> _Collected data_:
====================
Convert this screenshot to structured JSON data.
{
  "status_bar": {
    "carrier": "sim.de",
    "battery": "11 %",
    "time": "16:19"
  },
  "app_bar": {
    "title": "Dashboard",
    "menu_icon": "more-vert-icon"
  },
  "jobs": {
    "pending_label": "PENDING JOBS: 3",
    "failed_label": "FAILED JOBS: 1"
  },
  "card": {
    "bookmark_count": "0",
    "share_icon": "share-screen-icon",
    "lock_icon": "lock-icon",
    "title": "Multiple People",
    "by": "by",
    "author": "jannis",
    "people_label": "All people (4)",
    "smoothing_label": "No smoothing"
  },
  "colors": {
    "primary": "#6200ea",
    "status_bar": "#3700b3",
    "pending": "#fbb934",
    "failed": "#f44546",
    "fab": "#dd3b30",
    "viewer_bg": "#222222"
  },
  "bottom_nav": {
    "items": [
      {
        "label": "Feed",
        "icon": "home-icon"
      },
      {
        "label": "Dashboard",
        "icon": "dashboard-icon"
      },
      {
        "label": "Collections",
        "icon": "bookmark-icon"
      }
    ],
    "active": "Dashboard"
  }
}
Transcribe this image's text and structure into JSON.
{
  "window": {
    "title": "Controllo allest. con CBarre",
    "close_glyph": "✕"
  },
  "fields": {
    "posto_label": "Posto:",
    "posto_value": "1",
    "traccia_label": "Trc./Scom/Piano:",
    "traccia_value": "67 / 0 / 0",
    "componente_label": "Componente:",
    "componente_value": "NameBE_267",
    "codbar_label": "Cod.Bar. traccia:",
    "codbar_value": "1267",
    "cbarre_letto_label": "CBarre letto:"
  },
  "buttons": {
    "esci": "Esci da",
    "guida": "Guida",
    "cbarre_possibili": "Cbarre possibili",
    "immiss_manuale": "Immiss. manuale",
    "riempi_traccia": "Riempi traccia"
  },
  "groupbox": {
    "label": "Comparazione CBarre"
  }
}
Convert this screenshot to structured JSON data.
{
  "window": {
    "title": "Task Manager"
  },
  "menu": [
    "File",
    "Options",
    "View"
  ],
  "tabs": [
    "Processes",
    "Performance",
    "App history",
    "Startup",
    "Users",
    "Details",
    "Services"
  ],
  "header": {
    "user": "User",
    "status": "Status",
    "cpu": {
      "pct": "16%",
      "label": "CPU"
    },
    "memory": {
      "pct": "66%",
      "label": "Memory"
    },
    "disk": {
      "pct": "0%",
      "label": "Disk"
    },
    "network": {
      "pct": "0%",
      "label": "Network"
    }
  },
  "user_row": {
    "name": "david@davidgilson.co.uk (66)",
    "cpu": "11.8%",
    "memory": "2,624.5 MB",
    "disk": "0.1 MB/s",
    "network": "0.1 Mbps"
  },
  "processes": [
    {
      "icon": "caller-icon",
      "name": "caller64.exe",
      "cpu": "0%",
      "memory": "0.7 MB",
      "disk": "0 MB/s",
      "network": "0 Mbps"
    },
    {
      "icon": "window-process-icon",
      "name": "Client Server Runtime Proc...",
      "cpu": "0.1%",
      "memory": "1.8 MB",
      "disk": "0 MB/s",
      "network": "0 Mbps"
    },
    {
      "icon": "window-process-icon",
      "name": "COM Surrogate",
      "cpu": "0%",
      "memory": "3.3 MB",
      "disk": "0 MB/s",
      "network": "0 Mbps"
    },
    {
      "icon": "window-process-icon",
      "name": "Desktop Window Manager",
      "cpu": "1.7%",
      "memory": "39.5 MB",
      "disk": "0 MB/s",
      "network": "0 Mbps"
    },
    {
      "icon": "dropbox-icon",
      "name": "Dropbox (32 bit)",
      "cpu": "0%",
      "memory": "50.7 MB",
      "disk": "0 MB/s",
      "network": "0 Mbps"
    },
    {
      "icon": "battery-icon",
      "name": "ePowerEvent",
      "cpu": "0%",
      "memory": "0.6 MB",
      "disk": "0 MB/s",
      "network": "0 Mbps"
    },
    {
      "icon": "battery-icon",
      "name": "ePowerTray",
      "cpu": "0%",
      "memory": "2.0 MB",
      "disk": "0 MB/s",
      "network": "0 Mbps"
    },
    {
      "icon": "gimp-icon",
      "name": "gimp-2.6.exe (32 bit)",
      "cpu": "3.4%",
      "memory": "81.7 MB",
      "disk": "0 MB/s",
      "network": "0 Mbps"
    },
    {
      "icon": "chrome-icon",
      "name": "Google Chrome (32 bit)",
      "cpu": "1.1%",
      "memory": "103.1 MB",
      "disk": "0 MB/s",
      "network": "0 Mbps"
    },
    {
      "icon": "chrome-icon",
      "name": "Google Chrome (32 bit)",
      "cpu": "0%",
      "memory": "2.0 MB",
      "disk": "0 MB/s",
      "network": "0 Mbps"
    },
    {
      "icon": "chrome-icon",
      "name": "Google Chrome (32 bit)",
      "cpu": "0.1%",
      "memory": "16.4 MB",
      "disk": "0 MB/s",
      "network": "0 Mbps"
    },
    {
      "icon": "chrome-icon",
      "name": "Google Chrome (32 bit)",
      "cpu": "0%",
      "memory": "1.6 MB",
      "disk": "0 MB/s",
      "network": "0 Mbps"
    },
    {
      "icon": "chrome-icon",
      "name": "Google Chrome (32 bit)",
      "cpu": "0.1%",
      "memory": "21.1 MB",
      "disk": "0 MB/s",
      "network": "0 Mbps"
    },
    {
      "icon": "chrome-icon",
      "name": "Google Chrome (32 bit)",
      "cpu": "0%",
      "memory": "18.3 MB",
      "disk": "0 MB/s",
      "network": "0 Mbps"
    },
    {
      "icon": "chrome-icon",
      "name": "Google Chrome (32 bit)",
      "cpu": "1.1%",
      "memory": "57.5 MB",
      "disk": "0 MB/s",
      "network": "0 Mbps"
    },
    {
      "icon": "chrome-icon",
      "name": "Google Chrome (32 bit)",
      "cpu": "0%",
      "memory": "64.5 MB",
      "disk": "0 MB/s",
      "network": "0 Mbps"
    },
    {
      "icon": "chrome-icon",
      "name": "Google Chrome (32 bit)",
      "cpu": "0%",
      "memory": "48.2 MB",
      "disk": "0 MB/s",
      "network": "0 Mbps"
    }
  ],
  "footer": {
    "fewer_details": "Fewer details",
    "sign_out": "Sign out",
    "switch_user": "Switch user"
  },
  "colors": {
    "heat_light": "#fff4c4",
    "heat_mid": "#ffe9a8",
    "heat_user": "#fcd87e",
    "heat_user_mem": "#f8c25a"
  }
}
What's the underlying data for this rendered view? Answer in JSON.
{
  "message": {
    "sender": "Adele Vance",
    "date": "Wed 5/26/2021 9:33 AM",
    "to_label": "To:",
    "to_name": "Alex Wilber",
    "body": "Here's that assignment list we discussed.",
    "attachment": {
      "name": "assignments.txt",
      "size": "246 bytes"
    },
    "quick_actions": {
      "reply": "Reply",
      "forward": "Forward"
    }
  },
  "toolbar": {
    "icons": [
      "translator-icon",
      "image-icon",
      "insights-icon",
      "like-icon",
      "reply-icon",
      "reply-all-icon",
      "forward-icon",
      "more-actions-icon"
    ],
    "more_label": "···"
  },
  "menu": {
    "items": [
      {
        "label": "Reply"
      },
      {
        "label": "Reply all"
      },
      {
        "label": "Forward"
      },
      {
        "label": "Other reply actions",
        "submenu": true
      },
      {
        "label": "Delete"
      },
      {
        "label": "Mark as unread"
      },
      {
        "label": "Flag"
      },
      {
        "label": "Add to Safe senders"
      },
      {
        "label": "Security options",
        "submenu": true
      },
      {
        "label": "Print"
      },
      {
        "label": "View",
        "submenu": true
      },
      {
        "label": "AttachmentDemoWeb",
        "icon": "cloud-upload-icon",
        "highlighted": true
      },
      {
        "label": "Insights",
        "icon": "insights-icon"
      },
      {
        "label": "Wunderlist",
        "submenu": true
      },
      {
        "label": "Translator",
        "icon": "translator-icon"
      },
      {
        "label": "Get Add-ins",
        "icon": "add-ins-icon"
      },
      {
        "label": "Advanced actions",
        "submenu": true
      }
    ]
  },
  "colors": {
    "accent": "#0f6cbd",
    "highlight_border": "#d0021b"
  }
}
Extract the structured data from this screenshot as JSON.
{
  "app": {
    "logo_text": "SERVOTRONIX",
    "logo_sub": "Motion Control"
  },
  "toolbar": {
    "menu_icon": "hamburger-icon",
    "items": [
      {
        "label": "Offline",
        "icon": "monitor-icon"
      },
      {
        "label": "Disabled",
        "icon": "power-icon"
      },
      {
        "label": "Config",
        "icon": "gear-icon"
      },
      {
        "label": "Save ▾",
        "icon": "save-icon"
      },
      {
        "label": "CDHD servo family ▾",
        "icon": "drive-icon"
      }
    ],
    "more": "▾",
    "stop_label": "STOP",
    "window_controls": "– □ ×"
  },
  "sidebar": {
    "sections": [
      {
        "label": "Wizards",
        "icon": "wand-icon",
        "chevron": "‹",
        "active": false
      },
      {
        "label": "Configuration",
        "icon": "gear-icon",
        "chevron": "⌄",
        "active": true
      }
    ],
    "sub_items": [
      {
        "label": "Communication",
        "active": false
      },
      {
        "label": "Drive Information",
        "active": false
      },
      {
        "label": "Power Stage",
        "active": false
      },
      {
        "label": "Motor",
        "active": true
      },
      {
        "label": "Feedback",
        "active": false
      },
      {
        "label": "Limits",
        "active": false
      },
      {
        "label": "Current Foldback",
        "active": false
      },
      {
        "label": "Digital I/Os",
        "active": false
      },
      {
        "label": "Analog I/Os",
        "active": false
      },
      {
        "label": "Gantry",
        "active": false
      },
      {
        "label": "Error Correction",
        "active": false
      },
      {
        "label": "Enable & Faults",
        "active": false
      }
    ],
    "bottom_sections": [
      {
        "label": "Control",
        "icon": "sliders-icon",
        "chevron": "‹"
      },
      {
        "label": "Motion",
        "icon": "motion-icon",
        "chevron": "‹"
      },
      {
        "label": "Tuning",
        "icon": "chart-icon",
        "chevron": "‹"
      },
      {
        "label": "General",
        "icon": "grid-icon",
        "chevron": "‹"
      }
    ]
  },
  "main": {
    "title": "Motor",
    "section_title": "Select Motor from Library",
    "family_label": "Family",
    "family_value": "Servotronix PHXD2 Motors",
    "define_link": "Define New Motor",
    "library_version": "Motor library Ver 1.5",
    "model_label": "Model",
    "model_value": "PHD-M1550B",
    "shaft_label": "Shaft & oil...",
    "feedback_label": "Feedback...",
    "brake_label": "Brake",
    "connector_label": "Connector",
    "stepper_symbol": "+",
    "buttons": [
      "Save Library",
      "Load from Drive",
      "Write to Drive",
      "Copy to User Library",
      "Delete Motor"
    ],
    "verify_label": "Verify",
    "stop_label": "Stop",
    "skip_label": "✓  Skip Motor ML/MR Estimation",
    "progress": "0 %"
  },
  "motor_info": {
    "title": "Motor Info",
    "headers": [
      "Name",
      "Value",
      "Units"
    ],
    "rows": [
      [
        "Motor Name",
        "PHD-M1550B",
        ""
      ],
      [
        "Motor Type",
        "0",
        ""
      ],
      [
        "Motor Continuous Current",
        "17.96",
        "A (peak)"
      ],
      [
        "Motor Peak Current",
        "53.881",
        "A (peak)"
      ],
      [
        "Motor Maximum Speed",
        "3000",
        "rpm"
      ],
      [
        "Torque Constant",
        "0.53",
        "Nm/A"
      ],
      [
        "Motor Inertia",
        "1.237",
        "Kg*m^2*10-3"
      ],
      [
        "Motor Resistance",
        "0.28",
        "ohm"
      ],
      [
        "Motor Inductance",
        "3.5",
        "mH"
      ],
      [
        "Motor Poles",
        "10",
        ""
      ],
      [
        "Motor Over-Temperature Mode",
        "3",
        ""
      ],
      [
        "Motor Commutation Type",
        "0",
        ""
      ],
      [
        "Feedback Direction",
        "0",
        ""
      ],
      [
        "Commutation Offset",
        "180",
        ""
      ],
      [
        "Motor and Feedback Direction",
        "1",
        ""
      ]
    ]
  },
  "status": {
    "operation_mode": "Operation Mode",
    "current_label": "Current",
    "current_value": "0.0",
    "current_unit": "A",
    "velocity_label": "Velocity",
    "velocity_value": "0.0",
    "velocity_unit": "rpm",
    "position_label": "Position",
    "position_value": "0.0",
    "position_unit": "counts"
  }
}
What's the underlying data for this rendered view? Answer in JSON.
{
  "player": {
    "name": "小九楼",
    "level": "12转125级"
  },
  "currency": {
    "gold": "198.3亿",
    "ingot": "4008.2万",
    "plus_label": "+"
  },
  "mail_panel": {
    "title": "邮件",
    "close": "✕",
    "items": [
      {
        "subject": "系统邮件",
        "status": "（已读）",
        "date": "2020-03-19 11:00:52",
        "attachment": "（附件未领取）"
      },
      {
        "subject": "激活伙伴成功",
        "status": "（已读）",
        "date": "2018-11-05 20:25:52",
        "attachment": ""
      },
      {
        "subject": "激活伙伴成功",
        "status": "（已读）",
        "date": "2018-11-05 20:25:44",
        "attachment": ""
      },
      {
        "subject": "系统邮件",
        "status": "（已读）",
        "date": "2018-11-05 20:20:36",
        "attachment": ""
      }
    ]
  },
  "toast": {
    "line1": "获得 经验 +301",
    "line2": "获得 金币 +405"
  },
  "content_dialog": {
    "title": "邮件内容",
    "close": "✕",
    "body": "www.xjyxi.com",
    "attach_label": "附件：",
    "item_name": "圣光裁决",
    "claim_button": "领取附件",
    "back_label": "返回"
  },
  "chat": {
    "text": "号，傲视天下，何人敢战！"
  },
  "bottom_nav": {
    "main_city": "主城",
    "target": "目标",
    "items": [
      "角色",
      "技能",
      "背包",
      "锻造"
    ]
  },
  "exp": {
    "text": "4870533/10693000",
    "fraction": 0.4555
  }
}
====================
> _STATED PROBLEM_: Go through the listing above and pull out each line containing the word "Manager".

> _TASK SOLUTION_:
    "title": "Task Manager"
      "name": "Desktop Window Manager",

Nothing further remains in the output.